* Directions for this task *
Below is some material; transcribe all of it exactly.

* Record list *
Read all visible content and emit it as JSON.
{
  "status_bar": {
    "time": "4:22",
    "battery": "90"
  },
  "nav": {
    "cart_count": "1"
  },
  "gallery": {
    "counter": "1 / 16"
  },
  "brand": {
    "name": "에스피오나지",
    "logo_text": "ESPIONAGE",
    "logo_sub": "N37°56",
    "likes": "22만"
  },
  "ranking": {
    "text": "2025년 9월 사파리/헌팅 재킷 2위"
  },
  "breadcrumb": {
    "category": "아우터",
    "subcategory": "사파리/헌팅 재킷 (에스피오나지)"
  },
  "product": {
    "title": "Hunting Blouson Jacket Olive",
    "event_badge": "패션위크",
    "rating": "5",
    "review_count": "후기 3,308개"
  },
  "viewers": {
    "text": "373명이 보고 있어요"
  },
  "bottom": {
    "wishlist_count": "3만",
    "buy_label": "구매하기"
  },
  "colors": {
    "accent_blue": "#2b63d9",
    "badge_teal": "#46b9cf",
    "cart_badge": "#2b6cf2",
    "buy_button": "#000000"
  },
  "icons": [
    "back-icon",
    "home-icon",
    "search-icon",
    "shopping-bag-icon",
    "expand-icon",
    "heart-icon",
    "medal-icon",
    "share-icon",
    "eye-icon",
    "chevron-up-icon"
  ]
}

* Expected output *
Read all visible content and emit it as JSON.
{
  "status_bar": {
    "time": "4:22",
    "battery": "90"
  },
  "nav": {
    "cart_count": "1"
  },
  "gallery": {
    "counter": "1 / 16"
  },
  "brand": {
    "name": "에스피오나지",
    "logo_text": "ESPIONAGE",
    "logo_sub": "N37°56",
    "likes": "22만"
  },
  "ranking": {
    "text": "2025년 9월 사파리/헌팅 재킷 2위"
  },
  "breadcrumb": {
    "category": "아우터",
    "subcategory": "사파리/헌팅 재킷 (에스피오나지)"
  },
  "product": {
    "title": "Hunting Blouson Jacket Olive",
    "event_badge": "패션위크",
    "rating": "5",
    "review_count": "후기 3,308개"
  },
  "viewers": {
    "text": "373명이 보고 있어요"
  },
  "bottom": {
    "wishlist_count": "3만",
    "buy_label": "구매하기"
  },
  "colors": {
    "accent_blue": "#2b63d9",
    "badge_teal": "#46b9cf",
    "cart_badge": "#2b6cf2",
    "buy_button": "#000000"
  },
  "icons": [
    "back-icon",
    "home-icon",
    "search-icon",
    "shopping-bag-icon",
    "expand-icon",
    "heart-icon",
    "medal-icon",
    "share-icon",
    "eye-icon",
    "chevron-up-icon"
  ]
}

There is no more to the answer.